- **SET TASK**:
Search the listing for "ésima" and copy every line where it appears.

==== MATERIALS PROVIDED

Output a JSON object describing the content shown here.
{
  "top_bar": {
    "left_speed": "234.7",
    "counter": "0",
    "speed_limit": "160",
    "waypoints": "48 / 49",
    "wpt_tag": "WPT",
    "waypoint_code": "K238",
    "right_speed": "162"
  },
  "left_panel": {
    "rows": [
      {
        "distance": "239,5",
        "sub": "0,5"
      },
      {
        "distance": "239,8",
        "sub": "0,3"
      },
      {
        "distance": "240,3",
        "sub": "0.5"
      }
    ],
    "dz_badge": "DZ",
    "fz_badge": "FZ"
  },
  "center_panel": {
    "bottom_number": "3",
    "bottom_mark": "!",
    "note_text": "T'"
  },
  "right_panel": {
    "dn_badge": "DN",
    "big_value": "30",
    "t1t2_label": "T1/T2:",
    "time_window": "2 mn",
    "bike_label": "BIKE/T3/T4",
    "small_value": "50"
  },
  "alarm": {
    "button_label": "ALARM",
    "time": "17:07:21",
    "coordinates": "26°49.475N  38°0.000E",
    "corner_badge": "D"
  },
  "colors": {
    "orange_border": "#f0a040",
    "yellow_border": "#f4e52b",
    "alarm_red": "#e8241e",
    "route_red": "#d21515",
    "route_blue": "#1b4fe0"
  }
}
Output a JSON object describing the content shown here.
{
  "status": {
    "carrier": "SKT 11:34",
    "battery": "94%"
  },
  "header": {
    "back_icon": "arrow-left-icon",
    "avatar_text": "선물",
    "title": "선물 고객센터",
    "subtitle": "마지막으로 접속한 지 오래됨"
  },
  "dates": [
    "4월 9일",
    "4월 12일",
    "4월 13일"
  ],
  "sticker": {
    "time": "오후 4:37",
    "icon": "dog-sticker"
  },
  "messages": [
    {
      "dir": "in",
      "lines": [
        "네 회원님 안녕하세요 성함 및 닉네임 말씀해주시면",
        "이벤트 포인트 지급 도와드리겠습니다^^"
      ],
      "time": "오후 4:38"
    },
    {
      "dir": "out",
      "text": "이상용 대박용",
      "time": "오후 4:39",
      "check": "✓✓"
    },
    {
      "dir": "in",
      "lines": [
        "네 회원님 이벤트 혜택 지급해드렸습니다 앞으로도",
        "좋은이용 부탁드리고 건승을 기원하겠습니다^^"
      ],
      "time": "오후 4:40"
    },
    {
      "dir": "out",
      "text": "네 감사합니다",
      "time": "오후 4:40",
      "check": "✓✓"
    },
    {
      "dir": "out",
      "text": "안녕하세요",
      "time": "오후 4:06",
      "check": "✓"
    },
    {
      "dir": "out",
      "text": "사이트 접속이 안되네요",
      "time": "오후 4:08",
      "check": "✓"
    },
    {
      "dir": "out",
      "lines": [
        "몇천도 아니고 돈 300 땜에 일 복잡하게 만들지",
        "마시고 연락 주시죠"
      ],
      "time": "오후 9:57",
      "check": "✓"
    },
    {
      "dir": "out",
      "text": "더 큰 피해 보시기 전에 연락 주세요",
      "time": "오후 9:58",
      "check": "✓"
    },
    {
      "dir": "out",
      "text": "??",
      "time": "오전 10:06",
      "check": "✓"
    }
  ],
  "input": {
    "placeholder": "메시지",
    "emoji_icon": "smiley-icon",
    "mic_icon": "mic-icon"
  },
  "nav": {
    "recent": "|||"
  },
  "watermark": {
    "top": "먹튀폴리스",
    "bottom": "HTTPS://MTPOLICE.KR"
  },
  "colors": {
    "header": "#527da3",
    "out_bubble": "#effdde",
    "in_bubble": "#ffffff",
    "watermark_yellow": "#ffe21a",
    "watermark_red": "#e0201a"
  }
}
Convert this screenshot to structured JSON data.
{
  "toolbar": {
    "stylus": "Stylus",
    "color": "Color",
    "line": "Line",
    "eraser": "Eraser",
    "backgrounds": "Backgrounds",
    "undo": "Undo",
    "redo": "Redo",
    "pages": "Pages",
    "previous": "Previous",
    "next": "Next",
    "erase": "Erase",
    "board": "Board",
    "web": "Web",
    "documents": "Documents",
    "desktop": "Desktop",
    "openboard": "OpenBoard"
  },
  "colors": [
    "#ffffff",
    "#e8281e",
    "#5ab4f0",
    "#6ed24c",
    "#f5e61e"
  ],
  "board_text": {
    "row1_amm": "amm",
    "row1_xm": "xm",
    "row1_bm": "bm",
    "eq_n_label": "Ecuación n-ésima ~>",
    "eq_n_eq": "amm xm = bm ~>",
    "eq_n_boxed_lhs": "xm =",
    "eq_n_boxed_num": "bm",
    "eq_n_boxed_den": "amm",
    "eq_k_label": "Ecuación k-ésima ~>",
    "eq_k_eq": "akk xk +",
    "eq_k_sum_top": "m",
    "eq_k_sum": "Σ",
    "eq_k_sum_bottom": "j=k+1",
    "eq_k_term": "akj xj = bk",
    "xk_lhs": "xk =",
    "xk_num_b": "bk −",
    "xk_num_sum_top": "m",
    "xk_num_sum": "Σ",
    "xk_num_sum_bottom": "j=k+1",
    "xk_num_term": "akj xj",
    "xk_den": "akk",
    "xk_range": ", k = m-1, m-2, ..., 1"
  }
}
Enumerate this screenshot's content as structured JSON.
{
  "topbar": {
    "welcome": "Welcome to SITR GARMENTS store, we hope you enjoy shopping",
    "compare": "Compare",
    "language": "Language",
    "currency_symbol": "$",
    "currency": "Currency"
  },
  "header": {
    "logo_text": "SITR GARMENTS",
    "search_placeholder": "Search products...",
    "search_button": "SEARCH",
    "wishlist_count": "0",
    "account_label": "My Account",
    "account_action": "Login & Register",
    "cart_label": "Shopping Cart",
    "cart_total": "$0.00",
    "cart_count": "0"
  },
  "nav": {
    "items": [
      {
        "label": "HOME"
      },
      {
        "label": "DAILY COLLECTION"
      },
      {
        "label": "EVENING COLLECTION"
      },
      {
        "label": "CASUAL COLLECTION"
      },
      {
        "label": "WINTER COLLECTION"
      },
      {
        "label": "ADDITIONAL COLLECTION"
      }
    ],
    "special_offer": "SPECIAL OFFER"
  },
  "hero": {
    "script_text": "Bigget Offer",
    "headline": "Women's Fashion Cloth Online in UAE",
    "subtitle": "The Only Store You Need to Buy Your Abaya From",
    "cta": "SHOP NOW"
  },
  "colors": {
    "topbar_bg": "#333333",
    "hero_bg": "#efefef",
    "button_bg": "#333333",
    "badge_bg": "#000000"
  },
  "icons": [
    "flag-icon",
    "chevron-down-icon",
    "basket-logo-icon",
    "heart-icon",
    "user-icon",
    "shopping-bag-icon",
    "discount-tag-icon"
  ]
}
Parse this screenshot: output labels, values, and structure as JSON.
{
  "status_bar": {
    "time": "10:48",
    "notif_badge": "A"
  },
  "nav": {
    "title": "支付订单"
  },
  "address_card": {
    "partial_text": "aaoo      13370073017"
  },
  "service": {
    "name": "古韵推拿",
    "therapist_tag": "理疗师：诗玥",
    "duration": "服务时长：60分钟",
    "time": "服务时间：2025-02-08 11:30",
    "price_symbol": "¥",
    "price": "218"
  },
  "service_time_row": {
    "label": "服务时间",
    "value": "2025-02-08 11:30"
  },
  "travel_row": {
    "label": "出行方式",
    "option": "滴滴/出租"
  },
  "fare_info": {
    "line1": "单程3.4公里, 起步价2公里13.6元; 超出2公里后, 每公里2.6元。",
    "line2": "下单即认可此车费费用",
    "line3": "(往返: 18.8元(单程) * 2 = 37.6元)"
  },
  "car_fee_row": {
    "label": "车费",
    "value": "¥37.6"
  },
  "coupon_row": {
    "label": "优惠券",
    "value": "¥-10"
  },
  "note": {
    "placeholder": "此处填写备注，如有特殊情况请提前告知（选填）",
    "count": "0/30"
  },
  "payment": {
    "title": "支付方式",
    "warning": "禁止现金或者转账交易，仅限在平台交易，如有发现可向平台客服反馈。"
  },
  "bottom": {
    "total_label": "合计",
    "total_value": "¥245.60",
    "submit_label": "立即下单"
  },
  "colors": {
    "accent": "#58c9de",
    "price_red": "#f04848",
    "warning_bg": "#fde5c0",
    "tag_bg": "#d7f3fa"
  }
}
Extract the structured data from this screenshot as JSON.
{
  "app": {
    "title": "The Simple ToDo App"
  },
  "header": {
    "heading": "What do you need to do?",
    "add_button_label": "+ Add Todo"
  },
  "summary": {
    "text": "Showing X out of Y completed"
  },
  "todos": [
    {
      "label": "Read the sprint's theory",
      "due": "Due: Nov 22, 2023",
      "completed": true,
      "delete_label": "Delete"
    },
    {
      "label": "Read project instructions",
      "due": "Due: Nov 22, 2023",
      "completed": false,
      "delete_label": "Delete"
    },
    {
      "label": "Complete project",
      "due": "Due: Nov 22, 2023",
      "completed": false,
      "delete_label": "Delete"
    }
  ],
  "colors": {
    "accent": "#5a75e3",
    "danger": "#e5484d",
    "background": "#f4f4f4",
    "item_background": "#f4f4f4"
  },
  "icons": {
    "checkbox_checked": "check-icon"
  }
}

========

- **REPLY**:
    "eq_n_label": "Ecuación n-ésima ~>",
    "eq_k_label": "Ecuación k-ésima ~>",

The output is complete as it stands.